**WHAT IS ASKED:** Collect all lines containing the word "audio" from the data.

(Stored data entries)

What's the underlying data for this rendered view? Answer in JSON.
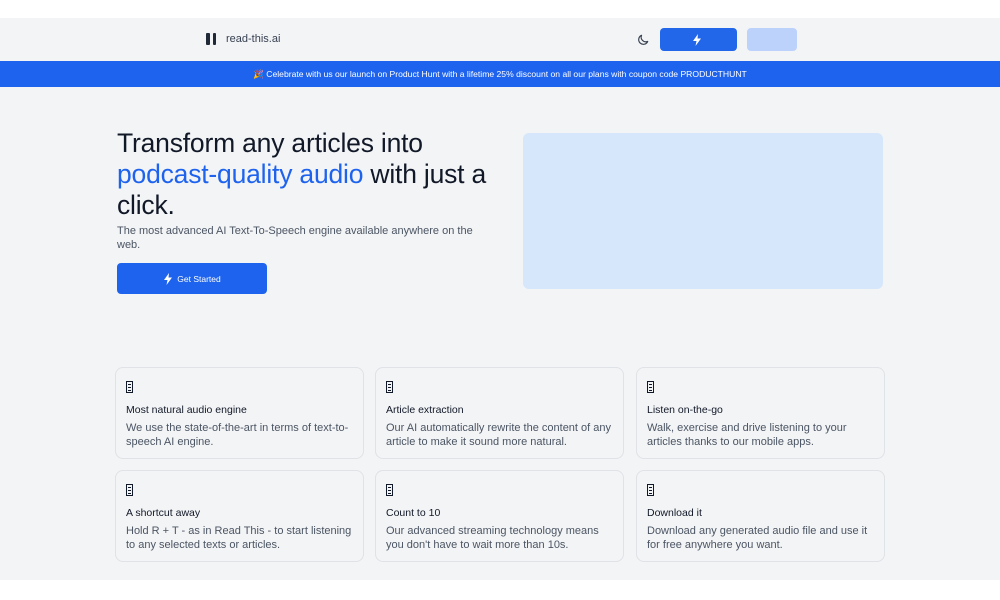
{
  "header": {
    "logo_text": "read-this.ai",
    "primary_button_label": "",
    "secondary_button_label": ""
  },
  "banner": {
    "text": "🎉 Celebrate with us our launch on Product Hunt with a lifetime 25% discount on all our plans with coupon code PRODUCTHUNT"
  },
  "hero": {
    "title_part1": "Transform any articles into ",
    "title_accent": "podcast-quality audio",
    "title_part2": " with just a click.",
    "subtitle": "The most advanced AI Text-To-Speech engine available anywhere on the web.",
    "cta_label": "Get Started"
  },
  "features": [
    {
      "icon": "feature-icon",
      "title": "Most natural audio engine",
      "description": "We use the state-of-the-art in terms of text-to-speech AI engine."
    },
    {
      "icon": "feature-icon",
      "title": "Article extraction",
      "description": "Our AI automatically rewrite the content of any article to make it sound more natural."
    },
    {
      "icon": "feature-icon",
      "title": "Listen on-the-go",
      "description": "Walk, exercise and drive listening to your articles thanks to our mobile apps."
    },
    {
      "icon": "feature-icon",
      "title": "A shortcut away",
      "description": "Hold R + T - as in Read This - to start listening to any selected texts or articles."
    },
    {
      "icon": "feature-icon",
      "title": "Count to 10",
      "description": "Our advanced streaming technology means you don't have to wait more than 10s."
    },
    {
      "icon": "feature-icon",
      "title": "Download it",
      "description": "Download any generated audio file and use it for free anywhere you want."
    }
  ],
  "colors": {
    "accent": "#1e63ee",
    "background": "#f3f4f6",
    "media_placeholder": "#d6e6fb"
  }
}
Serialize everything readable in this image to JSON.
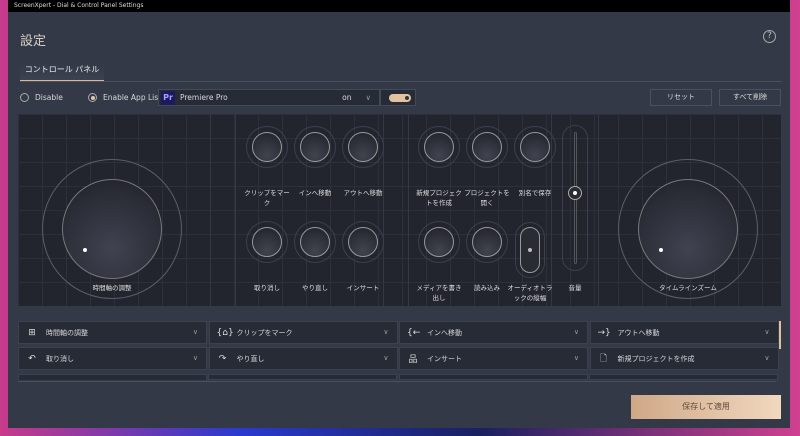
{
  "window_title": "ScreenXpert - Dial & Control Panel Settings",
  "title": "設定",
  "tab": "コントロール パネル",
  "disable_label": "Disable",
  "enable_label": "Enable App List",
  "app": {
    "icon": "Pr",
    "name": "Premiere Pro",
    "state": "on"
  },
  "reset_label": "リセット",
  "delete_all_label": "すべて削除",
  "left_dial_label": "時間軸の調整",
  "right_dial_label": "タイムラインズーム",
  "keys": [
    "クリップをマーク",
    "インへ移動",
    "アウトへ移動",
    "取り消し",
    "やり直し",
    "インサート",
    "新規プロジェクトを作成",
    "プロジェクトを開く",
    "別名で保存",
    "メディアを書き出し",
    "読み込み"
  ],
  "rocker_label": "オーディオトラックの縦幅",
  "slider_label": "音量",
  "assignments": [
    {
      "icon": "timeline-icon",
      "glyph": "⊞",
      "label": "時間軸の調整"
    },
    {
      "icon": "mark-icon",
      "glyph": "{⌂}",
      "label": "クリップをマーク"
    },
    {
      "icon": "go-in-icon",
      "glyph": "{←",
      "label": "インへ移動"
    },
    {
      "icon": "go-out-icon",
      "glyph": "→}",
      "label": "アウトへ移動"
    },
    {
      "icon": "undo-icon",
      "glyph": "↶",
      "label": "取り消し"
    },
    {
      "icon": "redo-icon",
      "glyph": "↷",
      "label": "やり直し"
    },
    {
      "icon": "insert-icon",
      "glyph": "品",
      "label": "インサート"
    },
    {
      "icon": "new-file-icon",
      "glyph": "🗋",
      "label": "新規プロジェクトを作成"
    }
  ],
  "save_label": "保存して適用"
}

==

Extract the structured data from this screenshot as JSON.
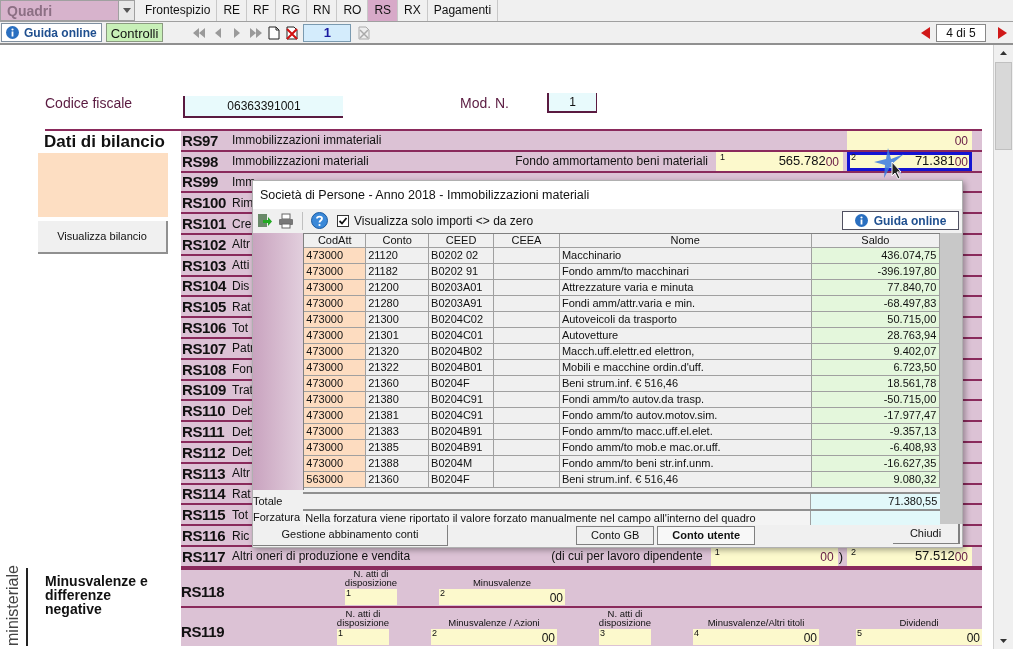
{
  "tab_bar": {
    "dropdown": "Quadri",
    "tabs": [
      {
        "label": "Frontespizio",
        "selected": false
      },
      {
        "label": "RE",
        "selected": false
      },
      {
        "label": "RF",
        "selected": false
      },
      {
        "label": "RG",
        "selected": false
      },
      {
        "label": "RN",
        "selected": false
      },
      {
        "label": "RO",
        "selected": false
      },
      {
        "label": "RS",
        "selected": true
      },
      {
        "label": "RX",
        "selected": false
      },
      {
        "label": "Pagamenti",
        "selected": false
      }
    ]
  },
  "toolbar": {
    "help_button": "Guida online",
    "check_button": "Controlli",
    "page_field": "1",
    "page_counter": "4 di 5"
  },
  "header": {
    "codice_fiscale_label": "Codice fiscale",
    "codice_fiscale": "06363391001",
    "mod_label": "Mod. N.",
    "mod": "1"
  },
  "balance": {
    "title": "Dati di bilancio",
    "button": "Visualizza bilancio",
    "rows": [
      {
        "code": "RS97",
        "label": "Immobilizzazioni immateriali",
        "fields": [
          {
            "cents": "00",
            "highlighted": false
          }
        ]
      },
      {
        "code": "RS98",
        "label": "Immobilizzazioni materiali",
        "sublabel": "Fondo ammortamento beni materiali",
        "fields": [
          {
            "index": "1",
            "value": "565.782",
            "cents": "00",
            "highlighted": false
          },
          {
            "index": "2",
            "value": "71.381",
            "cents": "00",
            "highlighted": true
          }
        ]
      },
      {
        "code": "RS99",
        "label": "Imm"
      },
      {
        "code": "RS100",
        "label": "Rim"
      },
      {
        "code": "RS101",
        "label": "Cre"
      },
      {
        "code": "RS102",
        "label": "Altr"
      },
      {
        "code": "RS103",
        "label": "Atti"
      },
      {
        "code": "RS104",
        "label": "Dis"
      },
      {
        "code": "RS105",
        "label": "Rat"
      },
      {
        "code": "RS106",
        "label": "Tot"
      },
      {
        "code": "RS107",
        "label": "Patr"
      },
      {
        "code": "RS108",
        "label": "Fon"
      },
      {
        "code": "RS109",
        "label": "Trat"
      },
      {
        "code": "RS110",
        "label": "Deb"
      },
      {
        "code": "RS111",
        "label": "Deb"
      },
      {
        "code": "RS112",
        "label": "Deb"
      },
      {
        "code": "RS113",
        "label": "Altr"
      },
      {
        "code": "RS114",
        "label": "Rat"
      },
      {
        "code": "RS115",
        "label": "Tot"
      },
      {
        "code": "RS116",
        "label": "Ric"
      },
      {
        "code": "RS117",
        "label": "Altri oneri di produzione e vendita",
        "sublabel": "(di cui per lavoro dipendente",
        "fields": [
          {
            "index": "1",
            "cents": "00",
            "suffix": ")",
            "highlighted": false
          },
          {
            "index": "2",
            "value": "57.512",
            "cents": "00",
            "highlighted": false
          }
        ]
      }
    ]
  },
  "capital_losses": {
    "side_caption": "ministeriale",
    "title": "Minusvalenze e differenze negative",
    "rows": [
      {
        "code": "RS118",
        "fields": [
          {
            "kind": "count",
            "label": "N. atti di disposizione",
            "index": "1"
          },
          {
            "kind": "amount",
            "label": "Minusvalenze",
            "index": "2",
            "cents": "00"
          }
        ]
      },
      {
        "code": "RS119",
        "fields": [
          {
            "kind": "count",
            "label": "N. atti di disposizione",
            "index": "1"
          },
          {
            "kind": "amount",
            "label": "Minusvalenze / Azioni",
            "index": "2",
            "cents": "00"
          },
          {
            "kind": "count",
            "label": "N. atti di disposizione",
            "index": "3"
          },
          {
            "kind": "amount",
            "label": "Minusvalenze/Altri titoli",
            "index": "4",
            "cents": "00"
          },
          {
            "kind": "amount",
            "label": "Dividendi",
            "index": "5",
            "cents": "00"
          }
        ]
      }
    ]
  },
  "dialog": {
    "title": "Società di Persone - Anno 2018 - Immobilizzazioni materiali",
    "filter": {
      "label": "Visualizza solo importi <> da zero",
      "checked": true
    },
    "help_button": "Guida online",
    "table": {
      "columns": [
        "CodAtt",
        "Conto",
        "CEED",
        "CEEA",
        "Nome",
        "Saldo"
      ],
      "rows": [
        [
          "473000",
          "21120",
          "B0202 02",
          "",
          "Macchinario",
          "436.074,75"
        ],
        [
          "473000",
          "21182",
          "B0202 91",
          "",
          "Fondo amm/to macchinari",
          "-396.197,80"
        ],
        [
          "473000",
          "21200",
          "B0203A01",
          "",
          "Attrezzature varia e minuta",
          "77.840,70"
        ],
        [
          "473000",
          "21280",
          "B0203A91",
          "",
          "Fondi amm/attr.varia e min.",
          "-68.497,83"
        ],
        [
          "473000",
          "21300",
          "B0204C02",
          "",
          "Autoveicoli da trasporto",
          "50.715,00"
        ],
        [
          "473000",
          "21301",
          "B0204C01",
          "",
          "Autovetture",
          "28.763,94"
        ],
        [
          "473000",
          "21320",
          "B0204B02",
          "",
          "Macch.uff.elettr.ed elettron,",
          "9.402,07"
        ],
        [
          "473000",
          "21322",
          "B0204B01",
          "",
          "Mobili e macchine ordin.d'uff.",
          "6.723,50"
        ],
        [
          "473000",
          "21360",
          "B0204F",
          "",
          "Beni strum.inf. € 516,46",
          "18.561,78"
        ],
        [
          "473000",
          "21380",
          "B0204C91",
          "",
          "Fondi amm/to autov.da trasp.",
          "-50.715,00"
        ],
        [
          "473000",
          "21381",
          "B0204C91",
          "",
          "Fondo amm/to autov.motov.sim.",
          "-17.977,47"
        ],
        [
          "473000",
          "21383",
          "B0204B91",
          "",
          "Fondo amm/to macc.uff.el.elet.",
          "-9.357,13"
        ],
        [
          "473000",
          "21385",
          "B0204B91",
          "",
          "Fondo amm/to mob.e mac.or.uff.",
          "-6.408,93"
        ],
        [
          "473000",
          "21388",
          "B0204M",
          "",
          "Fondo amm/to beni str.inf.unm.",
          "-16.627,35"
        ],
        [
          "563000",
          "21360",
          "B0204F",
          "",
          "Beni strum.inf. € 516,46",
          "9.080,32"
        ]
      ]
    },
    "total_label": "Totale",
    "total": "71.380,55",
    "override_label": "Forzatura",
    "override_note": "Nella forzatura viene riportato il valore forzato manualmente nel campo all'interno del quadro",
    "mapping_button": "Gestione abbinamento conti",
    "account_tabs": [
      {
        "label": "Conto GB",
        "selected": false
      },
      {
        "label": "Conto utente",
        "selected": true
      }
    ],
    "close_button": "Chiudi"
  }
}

---

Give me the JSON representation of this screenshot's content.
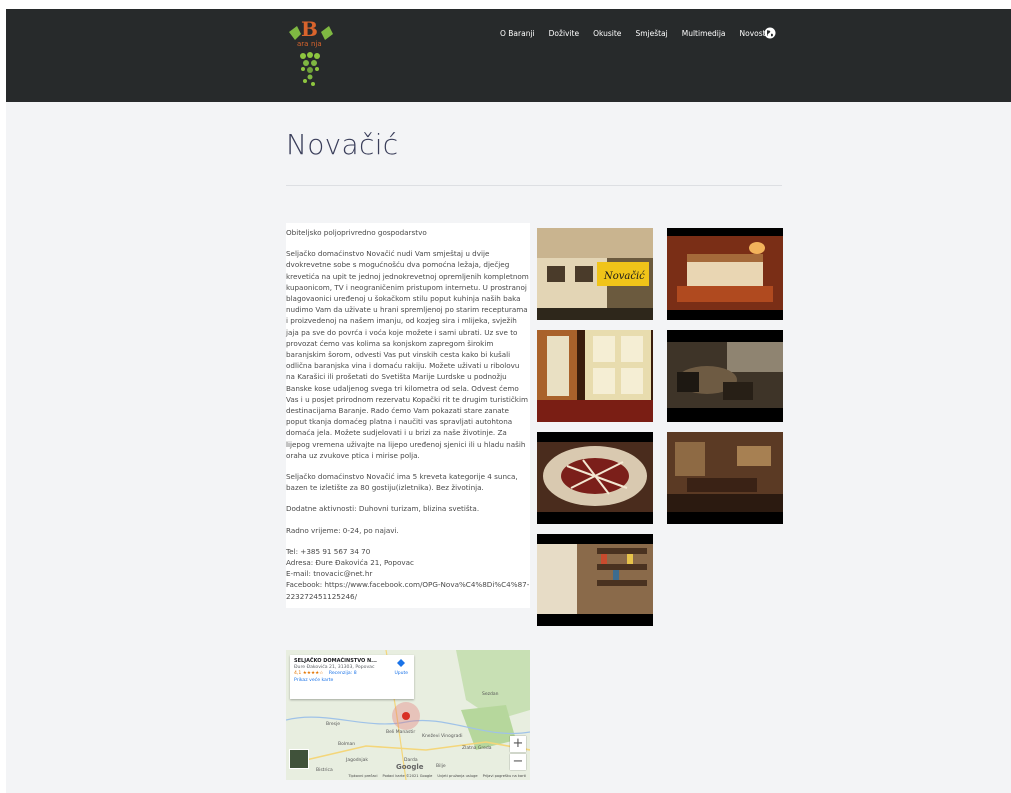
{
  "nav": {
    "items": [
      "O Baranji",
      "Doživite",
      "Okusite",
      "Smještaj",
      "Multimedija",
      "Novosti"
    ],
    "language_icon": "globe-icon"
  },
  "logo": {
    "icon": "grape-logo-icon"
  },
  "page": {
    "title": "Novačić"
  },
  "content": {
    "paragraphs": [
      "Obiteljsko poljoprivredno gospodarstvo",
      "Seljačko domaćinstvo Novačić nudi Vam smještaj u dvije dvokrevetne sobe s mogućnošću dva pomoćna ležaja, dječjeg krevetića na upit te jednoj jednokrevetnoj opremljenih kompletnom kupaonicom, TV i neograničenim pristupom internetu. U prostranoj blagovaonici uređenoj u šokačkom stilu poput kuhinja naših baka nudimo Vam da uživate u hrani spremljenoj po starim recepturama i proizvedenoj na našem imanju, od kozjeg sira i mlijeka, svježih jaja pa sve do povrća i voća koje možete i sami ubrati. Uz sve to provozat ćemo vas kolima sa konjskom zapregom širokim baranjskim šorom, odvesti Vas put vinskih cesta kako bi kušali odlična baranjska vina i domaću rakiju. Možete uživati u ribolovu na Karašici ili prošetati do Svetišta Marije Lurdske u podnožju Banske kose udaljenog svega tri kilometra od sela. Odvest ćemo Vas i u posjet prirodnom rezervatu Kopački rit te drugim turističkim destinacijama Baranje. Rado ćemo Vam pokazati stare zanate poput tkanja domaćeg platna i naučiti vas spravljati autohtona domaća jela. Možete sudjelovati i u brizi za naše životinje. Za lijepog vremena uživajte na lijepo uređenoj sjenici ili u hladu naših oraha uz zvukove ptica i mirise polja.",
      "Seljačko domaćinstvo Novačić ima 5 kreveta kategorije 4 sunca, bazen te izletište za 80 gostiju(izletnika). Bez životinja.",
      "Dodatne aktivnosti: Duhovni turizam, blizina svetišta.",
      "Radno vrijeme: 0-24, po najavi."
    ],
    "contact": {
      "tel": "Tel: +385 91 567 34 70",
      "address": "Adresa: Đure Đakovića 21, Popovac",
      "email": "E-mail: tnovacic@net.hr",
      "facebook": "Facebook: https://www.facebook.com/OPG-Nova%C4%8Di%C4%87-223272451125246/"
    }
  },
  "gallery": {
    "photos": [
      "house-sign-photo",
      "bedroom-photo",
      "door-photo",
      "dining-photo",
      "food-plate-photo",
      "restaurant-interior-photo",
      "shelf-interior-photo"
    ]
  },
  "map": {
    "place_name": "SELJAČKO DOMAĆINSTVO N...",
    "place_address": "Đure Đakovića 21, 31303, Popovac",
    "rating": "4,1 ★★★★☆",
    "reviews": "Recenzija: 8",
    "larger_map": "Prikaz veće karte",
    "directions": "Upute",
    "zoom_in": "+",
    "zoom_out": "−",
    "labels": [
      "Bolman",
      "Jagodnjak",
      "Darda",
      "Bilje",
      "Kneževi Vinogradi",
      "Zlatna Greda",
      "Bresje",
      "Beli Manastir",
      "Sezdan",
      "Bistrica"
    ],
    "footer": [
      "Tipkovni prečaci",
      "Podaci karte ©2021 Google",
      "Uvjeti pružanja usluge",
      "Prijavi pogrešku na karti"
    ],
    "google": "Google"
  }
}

**COMPLETE RESPONSE:**
    "title_accent": "podcast-quality audio",
      "title": "Most natural audio engine",
      "description": "Download any generated audio file and use it for free anywhere you want."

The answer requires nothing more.